__RECORDS SUPPLIED__.
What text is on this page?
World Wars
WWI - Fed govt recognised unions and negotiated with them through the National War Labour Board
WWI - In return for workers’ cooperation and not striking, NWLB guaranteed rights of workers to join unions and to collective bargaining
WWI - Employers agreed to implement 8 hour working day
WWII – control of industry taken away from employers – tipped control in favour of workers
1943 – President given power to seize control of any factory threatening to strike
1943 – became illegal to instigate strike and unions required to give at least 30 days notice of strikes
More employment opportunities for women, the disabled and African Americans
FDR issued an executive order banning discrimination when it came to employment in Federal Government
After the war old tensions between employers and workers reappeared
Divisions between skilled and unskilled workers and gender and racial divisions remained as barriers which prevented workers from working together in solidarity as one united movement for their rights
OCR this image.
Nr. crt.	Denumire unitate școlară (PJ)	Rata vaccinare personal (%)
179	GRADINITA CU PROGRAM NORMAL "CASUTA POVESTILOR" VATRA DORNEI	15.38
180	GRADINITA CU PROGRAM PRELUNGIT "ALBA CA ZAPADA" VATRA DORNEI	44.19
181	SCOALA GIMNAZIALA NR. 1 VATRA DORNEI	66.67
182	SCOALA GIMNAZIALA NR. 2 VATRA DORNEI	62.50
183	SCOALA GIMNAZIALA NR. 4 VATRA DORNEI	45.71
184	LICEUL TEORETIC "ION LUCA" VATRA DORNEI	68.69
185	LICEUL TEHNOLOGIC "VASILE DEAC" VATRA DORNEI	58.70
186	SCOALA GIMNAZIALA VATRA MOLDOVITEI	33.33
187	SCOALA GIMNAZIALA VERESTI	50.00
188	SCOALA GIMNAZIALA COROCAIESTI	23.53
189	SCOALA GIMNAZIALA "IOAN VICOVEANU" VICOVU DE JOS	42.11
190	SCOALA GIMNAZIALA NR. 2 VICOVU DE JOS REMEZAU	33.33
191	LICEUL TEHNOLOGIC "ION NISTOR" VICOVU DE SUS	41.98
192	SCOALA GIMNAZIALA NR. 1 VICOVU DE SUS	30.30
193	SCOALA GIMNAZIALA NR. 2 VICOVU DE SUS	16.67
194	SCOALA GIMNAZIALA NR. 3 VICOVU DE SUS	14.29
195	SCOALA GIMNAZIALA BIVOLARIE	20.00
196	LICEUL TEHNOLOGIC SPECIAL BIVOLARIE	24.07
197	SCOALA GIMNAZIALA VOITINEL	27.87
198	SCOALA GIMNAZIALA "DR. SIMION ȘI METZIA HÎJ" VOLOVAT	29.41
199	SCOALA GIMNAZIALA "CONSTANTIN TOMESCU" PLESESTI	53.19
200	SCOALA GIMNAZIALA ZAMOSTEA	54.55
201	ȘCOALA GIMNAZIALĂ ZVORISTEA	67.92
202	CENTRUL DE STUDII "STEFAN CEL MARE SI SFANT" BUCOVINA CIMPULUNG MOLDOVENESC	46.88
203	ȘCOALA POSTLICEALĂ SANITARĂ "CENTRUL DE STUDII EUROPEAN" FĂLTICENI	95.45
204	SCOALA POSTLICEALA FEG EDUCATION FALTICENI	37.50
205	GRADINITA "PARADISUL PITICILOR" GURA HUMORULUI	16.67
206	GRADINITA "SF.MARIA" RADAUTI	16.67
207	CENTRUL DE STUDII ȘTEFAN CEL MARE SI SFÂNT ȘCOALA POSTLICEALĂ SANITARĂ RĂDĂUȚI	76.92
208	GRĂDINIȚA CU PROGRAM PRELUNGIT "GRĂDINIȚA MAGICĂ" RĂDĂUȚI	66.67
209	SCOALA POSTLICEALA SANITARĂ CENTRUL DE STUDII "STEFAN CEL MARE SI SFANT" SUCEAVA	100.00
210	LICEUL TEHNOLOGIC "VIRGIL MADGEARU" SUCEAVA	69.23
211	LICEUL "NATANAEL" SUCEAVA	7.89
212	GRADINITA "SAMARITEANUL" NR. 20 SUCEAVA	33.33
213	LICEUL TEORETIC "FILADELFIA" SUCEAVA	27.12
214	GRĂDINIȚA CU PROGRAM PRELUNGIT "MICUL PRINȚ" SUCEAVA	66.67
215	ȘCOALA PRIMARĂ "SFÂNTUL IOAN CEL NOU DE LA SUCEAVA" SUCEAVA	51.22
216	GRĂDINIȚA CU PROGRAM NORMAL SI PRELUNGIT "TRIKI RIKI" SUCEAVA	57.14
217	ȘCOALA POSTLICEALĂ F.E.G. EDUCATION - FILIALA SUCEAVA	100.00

__TASK TO CARRY OUT__. Copy out every line from the material above in which the word "POSTLICEALĂ" appears.

__FULL ANSWER__.
203	ȘCOALA POSTLICEALĂ SANITARĂ "CENTRUL DE STUDII EUROPEAN" FĂLTICENI	95.45
207	CENTRUL DE STUDII ȘTEFAN CEL MARE SI SFÂNT ȘCOALA POSTLICEALĂ SANITARĂ RĂDĂUȚI	76.92
217	ȘCOALA POSTLICEALĂ F.E.G. EDUCATION - FILIALA SUCEAVA	100.00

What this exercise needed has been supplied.